__Aim of the exercise__
Which lines hold the word "sixty"? Copy each one.

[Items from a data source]
:::

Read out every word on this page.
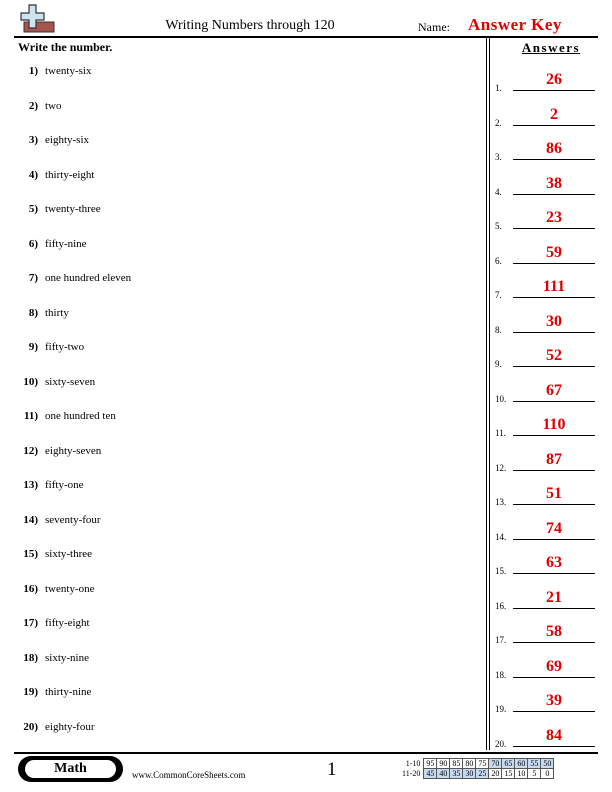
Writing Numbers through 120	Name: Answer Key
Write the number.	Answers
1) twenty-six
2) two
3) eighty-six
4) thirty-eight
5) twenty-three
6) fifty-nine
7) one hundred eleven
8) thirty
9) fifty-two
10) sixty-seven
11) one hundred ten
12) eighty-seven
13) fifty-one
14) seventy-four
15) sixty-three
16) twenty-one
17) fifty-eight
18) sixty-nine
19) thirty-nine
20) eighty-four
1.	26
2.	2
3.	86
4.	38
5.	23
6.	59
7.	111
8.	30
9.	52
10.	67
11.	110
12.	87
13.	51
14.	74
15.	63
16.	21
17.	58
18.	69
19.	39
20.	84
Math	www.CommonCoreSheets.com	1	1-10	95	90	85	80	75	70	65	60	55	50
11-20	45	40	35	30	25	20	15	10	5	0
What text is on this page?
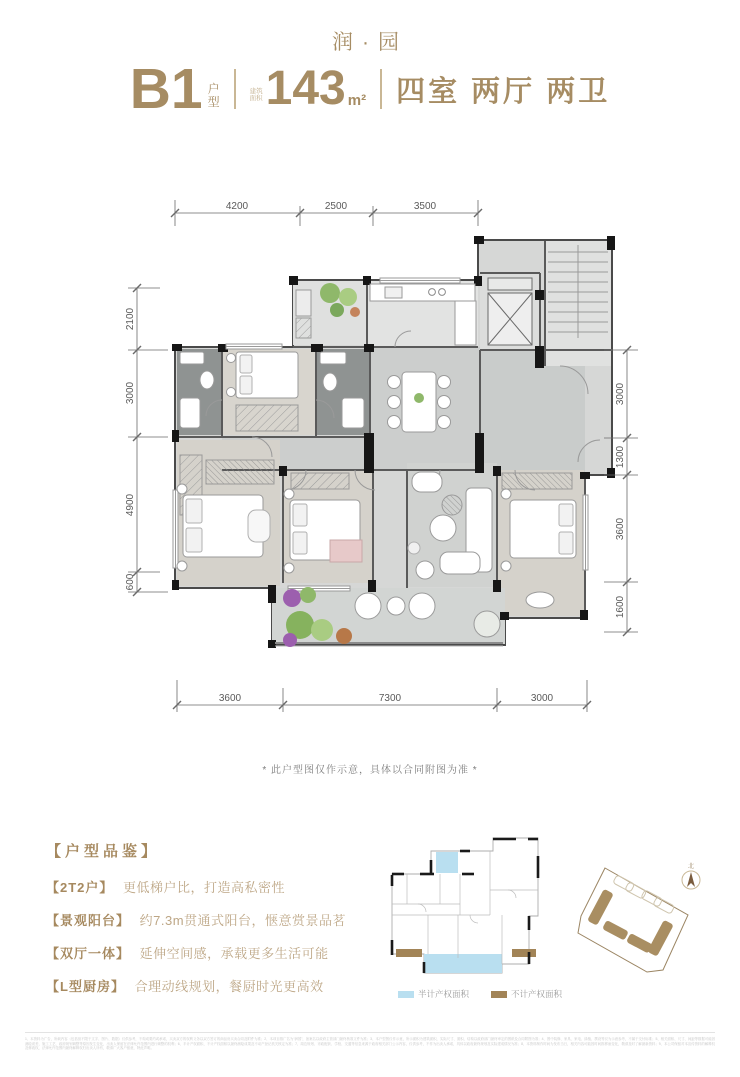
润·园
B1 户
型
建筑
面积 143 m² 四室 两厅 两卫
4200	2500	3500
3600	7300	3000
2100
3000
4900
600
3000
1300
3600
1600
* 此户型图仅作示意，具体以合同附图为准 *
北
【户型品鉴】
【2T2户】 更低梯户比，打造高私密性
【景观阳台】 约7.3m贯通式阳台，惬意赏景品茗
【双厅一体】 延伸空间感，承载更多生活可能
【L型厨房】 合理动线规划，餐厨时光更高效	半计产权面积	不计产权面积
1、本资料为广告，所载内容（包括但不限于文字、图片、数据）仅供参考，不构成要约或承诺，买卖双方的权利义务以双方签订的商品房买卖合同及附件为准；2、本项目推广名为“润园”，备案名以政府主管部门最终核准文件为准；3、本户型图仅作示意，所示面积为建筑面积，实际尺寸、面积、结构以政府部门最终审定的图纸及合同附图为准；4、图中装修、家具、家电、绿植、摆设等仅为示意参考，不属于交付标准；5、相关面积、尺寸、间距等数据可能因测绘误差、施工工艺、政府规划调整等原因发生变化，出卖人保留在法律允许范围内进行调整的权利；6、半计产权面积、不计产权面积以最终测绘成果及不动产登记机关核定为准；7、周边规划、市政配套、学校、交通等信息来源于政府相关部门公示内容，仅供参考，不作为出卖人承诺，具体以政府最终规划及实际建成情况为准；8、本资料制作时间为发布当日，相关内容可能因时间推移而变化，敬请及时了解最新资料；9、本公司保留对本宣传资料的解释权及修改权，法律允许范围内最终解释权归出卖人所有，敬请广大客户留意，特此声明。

:::

__Full output__
10) sixty-seven
15) sixty-three
18) sixty-nine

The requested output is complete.